TEXT SEGMENT
In fact, the Administration’s mission to transform NATO promises to do great damage to international peace and cooperation. If the true purpose of the old NATO was to “keep the Americans in, the Soviets out and the Germans down,” as the saying went, the Bush Administration’s goal for the alliance is to provide multilateral cover and support for its unilateral crusade while encircling Russia and sidelining the United Nations (a programmatic extension of the Clinton Administration’s use of NATO to sideline the UN during the 1999 Kosovo war). This is a prescription for an even colder peace, if not an outright new cold war, with Russia; continued contentious relations with America’s oldest allies in Europe, who do not share Washington’s global mission; and an even weaker UN at a time when it is needed more urgently than ever.

The main vehicle for transforming NATO into an alliance with a global mission controlled by Washington has been expansion. The Administration pushed for a large NATO expansion in 2001 that incorporated the Baltic states as well as the Central and Eastern European countries not included in the first round of enlargement. It did so in part to dilute (old) European influence within the alliance, since the new members, especially the Baltic and Balkan states, like Poland before them, tend to be more subservient to Washington on military matters.

MATERIAL SHOWN
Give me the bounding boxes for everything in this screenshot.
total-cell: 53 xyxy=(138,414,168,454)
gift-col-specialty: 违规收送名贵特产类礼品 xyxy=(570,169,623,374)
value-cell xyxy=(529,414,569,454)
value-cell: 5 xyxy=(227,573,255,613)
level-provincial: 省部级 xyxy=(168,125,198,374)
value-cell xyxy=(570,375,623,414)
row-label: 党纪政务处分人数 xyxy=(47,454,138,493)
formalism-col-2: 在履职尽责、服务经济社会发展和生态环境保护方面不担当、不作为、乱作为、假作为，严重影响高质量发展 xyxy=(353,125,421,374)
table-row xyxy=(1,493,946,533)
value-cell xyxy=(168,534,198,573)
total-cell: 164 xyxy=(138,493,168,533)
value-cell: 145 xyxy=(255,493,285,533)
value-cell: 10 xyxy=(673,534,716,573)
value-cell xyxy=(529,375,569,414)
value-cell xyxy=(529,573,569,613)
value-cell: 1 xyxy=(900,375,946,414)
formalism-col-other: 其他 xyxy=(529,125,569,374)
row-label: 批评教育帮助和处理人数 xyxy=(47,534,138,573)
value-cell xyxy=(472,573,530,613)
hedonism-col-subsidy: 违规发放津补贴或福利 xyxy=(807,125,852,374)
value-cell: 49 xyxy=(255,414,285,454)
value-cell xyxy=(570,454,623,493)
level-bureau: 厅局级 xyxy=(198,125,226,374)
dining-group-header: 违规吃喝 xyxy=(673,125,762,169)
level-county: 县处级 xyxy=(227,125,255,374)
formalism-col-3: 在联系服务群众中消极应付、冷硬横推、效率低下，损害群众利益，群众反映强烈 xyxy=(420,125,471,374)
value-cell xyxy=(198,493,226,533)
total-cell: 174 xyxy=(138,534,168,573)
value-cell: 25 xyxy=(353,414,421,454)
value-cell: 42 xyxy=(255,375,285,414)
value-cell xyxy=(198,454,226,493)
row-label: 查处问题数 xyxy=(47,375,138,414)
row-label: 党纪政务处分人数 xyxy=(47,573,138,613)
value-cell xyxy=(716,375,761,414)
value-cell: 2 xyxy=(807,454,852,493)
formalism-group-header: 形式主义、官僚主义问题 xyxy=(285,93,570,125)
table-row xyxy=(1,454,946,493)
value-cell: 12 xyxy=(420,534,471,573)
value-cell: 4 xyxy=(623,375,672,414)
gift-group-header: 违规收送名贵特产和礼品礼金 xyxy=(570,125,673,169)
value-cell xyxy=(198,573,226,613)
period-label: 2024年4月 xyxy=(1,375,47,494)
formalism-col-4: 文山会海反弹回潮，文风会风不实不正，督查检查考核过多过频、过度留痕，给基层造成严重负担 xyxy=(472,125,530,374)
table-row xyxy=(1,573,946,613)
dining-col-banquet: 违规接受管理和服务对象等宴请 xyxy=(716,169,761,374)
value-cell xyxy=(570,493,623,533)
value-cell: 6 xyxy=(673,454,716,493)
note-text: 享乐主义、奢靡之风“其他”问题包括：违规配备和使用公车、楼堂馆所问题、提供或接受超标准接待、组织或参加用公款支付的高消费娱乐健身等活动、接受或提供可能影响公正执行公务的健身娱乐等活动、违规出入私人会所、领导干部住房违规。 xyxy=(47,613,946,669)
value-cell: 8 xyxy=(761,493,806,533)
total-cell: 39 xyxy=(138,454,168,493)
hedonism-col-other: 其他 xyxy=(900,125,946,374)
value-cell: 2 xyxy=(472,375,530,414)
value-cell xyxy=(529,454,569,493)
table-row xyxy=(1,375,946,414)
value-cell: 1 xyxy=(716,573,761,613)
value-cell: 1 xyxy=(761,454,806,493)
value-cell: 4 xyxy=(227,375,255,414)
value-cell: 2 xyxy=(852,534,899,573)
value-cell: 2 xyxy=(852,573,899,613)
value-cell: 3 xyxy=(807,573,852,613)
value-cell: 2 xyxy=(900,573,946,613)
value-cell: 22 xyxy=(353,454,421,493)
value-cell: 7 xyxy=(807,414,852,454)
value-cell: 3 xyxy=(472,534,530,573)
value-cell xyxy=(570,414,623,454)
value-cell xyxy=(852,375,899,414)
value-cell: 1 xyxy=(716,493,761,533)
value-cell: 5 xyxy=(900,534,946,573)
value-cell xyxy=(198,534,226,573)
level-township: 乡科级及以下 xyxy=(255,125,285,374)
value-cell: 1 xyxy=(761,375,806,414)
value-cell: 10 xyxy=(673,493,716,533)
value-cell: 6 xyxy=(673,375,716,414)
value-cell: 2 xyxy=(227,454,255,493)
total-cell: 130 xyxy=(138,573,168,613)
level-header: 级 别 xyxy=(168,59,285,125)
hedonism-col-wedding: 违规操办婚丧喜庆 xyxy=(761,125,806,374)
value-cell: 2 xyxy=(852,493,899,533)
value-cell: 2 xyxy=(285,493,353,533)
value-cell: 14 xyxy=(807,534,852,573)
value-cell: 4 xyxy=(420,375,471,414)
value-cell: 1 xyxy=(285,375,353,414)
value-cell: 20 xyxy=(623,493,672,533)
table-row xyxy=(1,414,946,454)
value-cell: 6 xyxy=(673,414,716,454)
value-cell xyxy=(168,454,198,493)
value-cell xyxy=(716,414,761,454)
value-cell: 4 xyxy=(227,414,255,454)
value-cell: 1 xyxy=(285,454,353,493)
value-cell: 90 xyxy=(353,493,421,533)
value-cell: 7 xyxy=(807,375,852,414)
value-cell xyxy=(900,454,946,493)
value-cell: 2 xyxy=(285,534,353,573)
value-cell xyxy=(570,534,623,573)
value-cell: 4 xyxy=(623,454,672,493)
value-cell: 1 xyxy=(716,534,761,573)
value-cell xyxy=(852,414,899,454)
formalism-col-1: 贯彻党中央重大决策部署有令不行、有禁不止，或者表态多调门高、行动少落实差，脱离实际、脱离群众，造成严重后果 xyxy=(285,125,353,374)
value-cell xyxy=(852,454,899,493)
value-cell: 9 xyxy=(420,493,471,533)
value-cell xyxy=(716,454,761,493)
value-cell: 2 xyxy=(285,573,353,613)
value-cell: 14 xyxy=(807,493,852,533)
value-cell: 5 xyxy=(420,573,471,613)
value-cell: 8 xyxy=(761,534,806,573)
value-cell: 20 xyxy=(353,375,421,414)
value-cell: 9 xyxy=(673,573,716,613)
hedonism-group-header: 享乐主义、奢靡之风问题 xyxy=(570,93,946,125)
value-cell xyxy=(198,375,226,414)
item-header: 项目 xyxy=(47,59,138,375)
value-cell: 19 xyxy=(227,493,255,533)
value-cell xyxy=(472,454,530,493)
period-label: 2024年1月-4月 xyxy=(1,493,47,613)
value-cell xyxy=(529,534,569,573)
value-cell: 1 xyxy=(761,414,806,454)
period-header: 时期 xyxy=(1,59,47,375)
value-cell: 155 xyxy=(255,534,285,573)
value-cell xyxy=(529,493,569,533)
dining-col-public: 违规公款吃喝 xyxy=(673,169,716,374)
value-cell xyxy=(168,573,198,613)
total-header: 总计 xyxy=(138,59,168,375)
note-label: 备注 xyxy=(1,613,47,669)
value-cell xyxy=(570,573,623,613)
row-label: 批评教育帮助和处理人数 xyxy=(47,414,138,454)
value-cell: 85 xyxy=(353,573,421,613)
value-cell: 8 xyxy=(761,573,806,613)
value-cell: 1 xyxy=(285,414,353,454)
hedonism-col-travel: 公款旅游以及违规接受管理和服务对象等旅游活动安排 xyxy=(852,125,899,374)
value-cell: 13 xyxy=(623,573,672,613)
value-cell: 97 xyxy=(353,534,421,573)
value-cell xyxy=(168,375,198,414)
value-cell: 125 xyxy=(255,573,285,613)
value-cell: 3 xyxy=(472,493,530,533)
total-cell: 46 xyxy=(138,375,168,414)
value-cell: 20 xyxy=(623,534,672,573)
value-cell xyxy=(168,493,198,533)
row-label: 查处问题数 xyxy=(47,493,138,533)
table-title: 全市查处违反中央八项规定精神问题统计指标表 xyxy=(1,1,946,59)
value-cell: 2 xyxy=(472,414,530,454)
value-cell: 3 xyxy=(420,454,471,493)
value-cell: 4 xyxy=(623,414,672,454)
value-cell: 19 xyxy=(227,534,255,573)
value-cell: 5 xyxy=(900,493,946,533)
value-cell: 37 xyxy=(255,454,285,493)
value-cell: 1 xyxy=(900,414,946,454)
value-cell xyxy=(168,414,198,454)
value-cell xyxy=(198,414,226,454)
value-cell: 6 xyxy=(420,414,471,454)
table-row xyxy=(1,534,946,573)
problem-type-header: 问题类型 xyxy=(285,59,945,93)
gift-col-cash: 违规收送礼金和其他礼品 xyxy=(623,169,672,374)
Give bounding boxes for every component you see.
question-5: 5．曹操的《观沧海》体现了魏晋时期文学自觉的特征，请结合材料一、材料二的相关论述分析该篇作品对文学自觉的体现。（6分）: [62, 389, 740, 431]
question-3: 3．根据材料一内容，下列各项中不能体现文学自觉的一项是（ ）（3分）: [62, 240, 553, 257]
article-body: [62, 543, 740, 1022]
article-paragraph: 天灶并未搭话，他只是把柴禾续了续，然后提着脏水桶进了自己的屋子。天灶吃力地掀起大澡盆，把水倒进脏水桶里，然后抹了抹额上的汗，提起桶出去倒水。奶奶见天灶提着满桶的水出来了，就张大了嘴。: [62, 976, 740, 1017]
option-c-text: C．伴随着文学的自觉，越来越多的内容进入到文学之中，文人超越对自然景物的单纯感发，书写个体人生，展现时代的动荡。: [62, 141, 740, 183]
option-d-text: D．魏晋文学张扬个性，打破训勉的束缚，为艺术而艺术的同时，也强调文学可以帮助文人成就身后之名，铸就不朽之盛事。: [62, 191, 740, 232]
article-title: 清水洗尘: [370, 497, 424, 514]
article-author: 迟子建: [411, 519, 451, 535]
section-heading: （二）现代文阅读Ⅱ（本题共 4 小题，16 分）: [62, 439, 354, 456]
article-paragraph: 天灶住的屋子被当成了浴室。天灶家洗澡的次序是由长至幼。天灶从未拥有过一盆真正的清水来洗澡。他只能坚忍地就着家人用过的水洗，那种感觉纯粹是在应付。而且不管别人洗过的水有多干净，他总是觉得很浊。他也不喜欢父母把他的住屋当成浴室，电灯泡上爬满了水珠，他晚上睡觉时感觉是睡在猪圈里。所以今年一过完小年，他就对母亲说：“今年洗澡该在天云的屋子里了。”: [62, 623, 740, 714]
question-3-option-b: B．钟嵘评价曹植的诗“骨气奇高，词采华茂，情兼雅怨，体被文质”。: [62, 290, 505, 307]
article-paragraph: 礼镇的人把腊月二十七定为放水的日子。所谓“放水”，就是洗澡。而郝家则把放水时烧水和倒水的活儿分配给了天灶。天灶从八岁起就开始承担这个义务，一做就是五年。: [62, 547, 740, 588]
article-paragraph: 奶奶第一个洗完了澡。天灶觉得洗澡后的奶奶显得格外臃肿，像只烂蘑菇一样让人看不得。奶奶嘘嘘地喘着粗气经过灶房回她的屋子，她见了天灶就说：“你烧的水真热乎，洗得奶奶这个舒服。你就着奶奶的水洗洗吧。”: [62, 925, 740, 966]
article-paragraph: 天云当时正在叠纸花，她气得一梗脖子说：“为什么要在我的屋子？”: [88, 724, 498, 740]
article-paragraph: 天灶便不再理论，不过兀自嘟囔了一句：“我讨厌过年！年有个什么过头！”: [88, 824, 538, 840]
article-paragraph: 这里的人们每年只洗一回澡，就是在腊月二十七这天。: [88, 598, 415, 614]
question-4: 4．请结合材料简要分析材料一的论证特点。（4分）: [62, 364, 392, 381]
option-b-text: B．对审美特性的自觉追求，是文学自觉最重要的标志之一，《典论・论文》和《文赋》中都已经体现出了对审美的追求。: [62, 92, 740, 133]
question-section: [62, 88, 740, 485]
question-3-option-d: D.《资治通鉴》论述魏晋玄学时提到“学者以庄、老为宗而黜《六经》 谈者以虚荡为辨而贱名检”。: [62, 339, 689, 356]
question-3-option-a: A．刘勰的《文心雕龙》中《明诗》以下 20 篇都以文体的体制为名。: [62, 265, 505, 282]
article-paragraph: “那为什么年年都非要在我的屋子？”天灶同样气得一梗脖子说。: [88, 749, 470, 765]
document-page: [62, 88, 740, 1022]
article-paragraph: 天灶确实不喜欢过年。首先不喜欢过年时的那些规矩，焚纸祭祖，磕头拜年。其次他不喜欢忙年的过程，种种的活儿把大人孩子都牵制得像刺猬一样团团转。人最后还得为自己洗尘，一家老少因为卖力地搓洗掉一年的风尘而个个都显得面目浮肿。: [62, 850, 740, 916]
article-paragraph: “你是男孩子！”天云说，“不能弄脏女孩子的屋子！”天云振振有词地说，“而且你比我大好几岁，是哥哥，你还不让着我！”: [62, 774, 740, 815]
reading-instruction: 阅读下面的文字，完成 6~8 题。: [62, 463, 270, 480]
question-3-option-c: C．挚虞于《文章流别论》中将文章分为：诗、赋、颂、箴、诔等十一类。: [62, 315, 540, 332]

TASKS TO PERFORM
**a)** Quote the NATO passage word for word, starting at "The main vehicle" and ending at "on military matters.".
**b)** In the NATO passage, what has been the main vehicle for transforming NATO into an alliance with a global mission controlled by Washington?
**c)** Carry on writing the NATO passage, picking up after its final sentence.

THE REPLIES
**a)**
The main vehicle for transforming NATO into an alliance with a global mission controlled by Washington has been expansion. The Administration pushed for a large NATO expansion in 2001 that incorporated the Baltic states as well as the Central and Eastern European countries not included in the first round of enlargement. It did so in part to dilute (old) European influence within the alliance, since the new members, especially the Baltic and Balkan states, like Poland before them, tend to be more subservient to Washington on military matters.

**b)** Expansion.

**c)**
Expansion has forced the alliance into a looser military and command structure, allowing Washington to pick and choose its allies in any crisis while retaining the appearance of overall NATO support. This strategy did not help win outright support for the invasion of Iraq, but US courtship of Central and Eastern European countries did buy it some semblance of an international coalition and has facilitated its goal of leaning on NATO to support its war in Afghanistan.

The enlargement of NATO has done great damage to the cause of effective international cooperation, including on many of the issues that most affect US security. The main damage has been the increasing alienation of Russia, which has vigorously opposed NATO’s push eastward. Russians of all political persuasions have, justifiably, seen NATO expansion as an unnecessary provocation aimed at weakening Moscow’s influence with its neighbors. Moscow has countered this and other Washington moves by suspending the Conventional Forces in Europe agreement, by stepping up the modernization of its nuclear forces and by tightening its grip on the oil and gas supplies of Eurasia.

Washington’s championing of NATO membership for Georgia, a former Soviet republic that is openly hostile to Moscow, and of Ukraine, a country that is deeply entwined with Russia economically, demographically and culturally, threatens to further damage relations with Russia (it’s also bound to create internal tensions in Ukraine, where a majority of the population opposes NATO membership). This comes at a time when the United States needs Russian cooperation for a wide variety of foreign policy goals, from controlling loose nukes to helping to curb Iran’s nuclear program to containing Islamic extremism. Only the objections of Germany, France and a few other European countries prevented NATO from offering Georgia and Ukraine a Membership Action Plan.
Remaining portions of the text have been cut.